-- BEGIN --
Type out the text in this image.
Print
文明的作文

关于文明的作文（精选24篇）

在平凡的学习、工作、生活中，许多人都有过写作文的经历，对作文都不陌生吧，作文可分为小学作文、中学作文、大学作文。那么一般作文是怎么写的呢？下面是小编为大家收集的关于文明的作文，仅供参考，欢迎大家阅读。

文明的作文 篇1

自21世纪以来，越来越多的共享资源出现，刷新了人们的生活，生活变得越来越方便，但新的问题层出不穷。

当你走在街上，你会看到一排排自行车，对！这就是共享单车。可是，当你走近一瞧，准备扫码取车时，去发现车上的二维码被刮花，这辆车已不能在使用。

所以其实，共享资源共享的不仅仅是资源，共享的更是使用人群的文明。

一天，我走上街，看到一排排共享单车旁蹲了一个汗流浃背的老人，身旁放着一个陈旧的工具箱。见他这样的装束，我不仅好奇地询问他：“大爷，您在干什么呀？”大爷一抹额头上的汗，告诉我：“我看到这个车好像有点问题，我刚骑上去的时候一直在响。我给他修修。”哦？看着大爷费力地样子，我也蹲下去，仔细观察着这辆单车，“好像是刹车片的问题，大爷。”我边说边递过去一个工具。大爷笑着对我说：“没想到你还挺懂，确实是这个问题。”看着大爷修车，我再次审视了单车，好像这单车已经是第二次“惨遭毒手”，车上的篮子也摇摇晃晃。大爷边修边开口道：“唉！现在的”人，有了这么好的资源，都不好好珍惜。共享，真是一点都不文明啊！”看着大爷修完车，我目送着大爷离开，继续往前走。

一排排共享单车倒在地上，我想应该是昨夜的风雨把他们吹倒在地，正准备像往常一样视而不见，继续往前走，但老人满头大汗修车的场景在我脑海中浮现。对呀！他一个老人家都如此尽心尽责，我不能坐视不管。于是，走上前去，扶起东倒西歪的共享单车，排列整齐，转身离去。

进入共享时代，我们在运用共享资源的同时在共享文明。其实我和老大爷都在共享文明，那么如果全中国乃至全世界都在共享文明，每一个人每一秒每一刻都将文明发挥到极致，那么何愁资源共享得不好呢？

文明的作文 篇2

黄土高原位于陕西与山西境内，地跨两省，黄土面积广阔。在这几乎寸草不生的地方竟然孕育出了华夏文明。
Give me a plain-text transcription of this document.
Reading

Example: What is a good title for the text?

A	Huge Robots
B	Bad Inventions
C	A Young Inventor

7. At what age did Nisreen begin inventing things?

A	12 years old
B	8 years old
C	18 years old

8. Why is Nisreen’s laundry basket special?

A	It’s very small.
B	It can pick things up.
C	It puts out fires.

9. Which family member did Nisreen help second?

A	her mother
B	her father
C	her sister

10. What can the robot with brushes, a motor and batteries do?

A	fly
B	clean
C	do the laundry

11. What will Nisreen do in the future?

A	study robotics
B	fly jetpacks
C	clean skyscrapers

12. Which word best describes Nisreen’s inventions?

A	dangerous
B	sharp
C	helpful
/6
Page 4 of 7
-- END --
EXERCISE DETAILS:
Transcribe the material exactly as it reads.

SOLUTION TO THIS EXERCISE:
Type out the text in this image.
Print
文明的作文

关于文明的作文（精选24篇）

在平凡的学习、工作、生活中，许多人都有过写作文的经历，对作文都不陌生吧，作文可分为小学作文、中学作文、大学作文。那么一般作文是怎么写的呢？下面是小编为大家收集的关于文明的作文，仅供参考，欢迎大家阅读。

文明的作文 篇1

自21世纪以来，越来越多的共享资源出现，刷新了人们的生活，生活变得越来越方便，但新的问题层出不穷。

当你走在街上，你会看到一排排自行车，对！这就是共享单车。可是，当你走近一瞧，准备扫码取车时，去发现车上的二维码被刮花，这辆车已不能在使用。

所以其实，共享资源共享的不仅仅是资源，共享的更是使用人群的文明。

一天，我走上街，看到一排排共享单车旁蹲了一个汗流浃背的老人，身旁放着一个陈旧的工具箱。见他这样的装束，我不仅好奇地询问他：“大爷，您在干什么呀？”大爷一抹额头上的汗，告诉我：“我看到这个车好像有点问题，我刚骑上去的时候一直在响。我给他修修。”哦？看着大爷费力地样子，我也蹲下去，仔细观察着这辆单车，“好像是刹车片的问题，大爷。”我边说边递过去一个工具。大爷笑着对我说：“没想到你还挺懂，确实是这个问题。”看着大爷修车，我再次审视了单车，好像这单车已经是第二次“惨遭毒手”，车上的篮子也摇摇晃晃。大爷边修边开口道：“唉！现在的”人，有了这么好的资源，都不好好珍惜。共享，真是一点都不文明啊！”看着大爷修完车，我目送着大爷离开，继续往前走。

一排排共享单车倒在地上，我想应该是昨夜的风雨把他们吹倒在地，正准备像往常一样视而不见，继续往前走，但老人满头大汗修车的场景在我脑海中浮现。对呀！他一个老人家都如此尽心尽责，我不能坐视不管。于是，走上前去，扶起东倒西歪的共享单车，排列整齐，转身离去。

进入共享时代，我们在运用共享资源的同时在共享文明。其实我和老大爷都在共享文明，那么如果全中国乃至全世界都在共享文明，每一个人每一秒每一刻都将文明发挥到极致，那么何愁资源共享得不好呢？

文明的作文 篇2

黄土高原位于陕西与山西境内，地跨两省，黄土面积广阔。在这几乎寸草不生的地方竟然孕育出了华夏文明。
Give me a plain-text transcription of this document.
Reading

Example: What is a good title for the text?

A	Huge Robots
B	Bad Inventions
C	A Young Inventor

7. At what age did Nisreen begin inventing things?

A	12 years old
B	8 years old
C	18 years old

8. Why is Nisreen’s laundry basket special?

A	It’s very small.
B	It can pick things up.
C	It puts out fires.

9. Which family member did Nisreen help second?

A	her mother
B	her father
C	her sister

10. What can the robot with brushes, a motor and batteries do?

A	fly
B	clean
C	do the laundry

11. What will Nisreen do in the future?

A	study robotics
B	fly jetpacks
C	clean skyscrapers

12. Which word best describes Nisreen’s inventions?

A	dangerous
B	sharp
C	helpful
/6
Page 4 of 7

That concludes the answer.